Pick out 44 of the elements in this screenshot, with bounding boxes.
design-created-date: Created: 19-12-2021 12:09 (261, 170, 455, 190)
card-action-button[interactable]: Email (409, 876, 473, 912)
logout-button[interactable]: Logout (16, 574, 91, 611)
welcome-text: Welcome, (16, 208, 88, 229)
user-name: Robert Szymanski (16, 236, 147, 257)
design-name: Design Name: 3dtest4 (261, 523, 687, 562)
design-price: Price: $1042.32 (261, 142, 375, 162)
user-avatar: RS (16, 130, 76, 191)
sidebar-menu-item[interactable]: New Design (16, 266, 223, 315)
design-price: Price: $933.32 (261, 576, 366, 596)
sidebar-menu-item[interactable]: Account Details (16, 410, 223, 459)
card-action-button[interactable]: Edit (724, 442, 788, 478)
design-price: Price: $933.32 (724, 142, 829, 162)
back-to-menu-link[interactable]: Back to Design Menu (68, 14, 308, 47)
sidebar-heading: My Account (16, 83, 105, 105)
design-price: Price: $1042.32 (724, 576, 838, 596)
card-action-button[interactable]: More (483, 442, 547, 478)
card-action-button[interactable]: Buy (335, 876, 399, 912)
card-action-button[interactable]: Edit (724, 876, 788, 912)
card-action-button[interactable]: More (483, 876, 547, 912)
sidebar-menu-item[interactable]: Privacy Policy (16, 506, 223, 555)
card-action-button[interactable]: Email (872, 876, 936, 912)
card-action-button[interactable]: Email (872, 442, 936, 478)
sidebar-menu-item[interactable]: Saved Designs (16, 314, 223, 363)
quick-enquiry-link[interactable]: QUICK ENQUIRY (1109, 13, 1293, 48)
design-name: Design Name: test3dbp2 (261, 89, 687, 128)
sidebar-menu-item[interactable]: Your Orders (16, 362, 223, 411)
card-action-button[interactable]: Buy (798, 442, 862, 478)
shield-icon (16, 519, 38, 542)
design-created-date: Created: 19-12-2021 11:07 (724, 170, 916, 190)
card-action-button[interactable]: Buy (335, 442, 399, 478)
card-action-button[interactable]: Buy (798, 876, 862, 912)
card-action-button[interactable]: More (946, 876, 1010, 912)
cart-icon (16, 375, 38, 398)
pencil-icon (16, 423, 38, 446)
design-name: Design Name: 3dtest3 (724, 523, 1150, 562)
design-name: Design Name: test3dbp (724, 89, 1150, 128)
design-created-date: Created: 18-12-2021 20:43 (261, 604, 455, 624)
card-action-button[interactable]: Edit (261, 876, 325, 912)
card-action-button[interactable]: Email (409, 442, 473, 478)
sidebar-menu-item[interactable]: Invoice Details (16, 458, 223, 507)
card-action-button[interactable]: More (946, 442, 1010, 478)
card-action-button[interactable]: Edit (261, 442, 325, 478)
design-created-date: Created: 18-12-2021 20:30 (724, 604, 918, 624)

.....

CHALLENGE:
Give every line of the data above as a Markdown table with the columns Row and Line, numbering the rows in order and leaving out blank lines.

THE COMPLETED TASK:
| Row | Line |
|---|---|
| 1 | Pick out 44 of the elements in this screenshot, with bounding boxes. |
| 2 | design-created-date: Created: 19-12-2021 12:09 (261, 170, 455, 190) |
| 3 | card-action-button[interactable]: Email (409, 876, 473, 912) |
| 4 | logout-button[interactable]: Logout (16, 574, 91, 611) |
| 5 | welcome-text: Welcome, (16, 208, 88, 229) |
| 6 | user-name: Robert Szymanski (16, 236, 147, 257) |
| 7 | design-name: Design Name: 3dtest4 (261, 523, 687, 562) |
| 8 | design-price: Price: $1042.32 (261, 142, 375, 162) |
| 9 | user-avatar: RS (16, 130, 76, 191) |
| 10 | sidebar-menu-item[interactable]: New Design (16, 266, 223, 315) |
| 11 | design-price: Price: $933.32 (261, 576, 366, 596) |
| 12 | sidebar-menu-item[interactable]: Account Details (16, 410, 223, 459) |
| 13 | card-action-button[interactable]: Edit (724, 442, 788, 478) |
| 14 | design-price: Price: $933.32 (724, 142, 829, 162) |
| 15 | back-to-menu-link[interactable]: Back to Design Menu (68, 14, 308, 47) |
| 16 | sidebar-heading: My Account (16, 83, 105, 105) |
| 17 | design-price: Price: $1042.32 (724, 576, 838, 596) |
| 18 | card-action-button[interactable]: More (483, 442, 547, 478) |
| 19 | card-action-button[interactable]: Buy (335, 876, 399, 912) |
| 20 | card-action-button[interactable]: Edit (724, 876, 788, 912) |
| 21 | card-action-button[interactable]: More (483, 876, 547, 912) |
| 22 | sidebar-menu-item[interactable]: Privacy Policy (16, 506, 223, 555) |
| 23 | card-action-button[interactable]: Email (872, 876, 936, 912) |
| 24 | card-action-button[interactable]: Email (872, 442, 936, 478) |
| 25 | sidebar-menu-item[interactable]: Saved Designs (16, 314, 223, 363) |
| 26 | quick-enquiry-link[interactable]: QUICK ENQUIRY (1109, 13, 1293, 48) |
| 27 | design-name: Design Name: test3dbp2 (261, 89, 687, 128) |
| 28 | sidebar-menu-item[interactable]: Your Orders (16, 362, 223, 411) |
| 29 | card-action-button[interactable]: Buy (798, 442, 862, 478) |
| 30 | shield-icon (16, 519, 38, 542) |
| 31 | design-created-date: Created: 19-12-2021 11:07 (724, 170, 916, 190) |
| 32 | card-action-button[interactable]: Buy (335, 442, 399, 478) |
| 33 | card-action-button[interactable]: Buy (798, 876, 862, 912) |
| 34 | card-action-button[interactable]: More (946, 876, 1010, 912) |
| 35 | cart-icon (16, 375, 38, 398) |
| 36 | pencil-icon (16, 423, 38, 446) |
| 37 | design-name: Design Name: 3dtest3 (724, 523, 1150, 562) |
| 38 | design-name: Design Name: test3dbp (724, 89, 1150, 128) |
| 39 | design-created-date: Created: 18-12-2021 20:43 (261, 604, 455, 624) |
| 40 | card-action-button[interactable]: Edit (261, 876, 325, 912) |
| 41 | card-action-button[interactable]: Email (409, 442, 473, 478) |
| 42 | sidebar-menu-item[interactable]: Invoice Details (16, 458, 223, 507) |
| 43 | card-action-button[interactable]: More (946, 442, 1010, 478) |
| 44 | card-action-button[interactable]: Edit (261, 442, 325, 478) |
| 45 | design-created-date: Created: 18-12-2021 20:30 (724, 604, 918, 624) |